▸ Problem details
Exactly reproduce the lines that follow.

▸ Input material
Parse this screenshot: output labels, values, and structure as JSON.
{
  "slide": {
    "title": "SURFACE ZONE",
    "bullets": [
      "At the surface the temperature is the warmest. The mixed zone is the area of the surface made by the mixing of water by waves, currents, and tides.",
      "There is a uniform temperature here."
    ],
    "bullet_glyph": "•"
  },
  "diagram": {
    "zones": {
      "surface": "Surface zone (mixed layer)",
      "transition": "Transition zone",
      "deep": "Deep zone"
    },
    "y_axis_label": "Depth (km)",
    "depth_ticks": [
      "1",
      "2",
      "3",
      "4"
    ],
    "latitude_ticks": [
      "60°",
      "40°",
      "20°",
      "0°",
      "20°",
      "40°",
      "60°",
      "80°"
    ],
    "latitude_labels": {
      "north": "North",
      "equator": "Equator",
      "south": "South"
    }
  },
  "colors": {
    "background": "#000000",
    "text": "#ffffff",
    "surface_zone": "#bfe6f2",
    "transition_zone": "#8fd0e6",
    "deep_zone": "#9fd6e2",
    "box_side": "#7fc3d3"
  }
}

▸ Solution
Parse this screenshot: output labels, values, and structure as JSON.
{
  "slide": {
    "title": "SURFACE ZONE",
    "bullets": [
      "At the surface the temperature is the warmest. The mixed zone is the area of the surface made by the mixing of water by waves, currents, and tides.",
      "There is a uniform temperature here."
    ],
    "bullet_glyph": "•"
  },
  "diagram": {
    "zones": {
      "surface": "Surface zone (mixed layer)",
      "transition": "Transition zone",
      "deep": "Deep zone"
    },
    "y_axis_label": "Depth (km)",
    "depth_ticks": [
      "1",
      "2",
      "3",
      "4"
    ],
    "latitude_ticks": [
      "60°",
      "40°",
      "20°",
      "0°",
      "20°",
      "40°",
      "60°",
      "80°"
    ],
    "latitude_labels": {
      "north": "North",
      "equator": "Equator",
      "south": "South"
    }
  },
  "colors": {
    "background": "#000000",
    "text": "#ffffff",
    "surface_zone": "#bfe6f2",
    "transition_zone": "#8fd0e6",
    "deep_zone": "#9fd6e2",
    "box_side": "#7fc3d3"
  }
}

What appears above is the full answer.